Broken windows policing, also known as the “order-maintenance” approach, is most commonly associated with New York City mayor Rudy Giuliani’s “zero tolerance” crackdown in the early 1990s. The apparent success of the NYC program led hundreds of law enforcement representatives from around the world to visit the NYPD for briefings and instruction in New York-style policing, conventionally assumed to have been proven effective.
Surprisingly, though, the broken windows theory had never been empirically verified, and, as Harcourt argued in 2001’s Illusion of Order: The False Promise of Broken Windows Policing, the then-existing social scientific data suggested that the theory is probably not right. In a chapter he’s just contributed to Prevention and the Limits of the Criminal Law, a new book from Oxford University Press, Harcourt has surveyed the most recent studies and again concludes that the broken windows approach is really “window dressing,” and that there are actually “more profound processes of real estate development and wealth redistribution”—with complicated race, class, and ethnic dimensions—that are obscured by faith in order maintenance.

#### [Provided material]
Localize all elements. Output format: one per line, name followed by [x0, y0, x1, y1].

#### [Set tasks]
1. For the passage on broken windows policing, decide whether each statement agrees with it, answering yes or no and quoting the deciding words: (a) Broken windows policing is also called the "order-maintenance" approach. (b) The broken windows theory had been empirically verified before Harcourt's 2001 book. (c) Harcourt's new chapter appears in a book from Oxford University Press.
2. Rewrite the passage on broken windows policing starting at "Broken windows policing, also" and ending at "been proven effective.", with "briefings" changed to "presentations".

#### [Answers to each task]
1.
(a) Yes: "also known as the “order-maintenance” approach"
(b) No: "the broken windows theory had never been empirically verified"
(c) Yes: "a new book from Oxford University Press"

2.
Broken windows policing, also known as the “order-maintenance” approach, is most commonly associated with New York City mayor Rudy Giuliani’s “zero tolerance” crackdown in the early 1990s. The apparent success of the NYC program led hundreds of law enforcement representatives from around the world to visit the NYPD for presentations and instruction in New York-style policing, conventionally assumed to have been proven effective.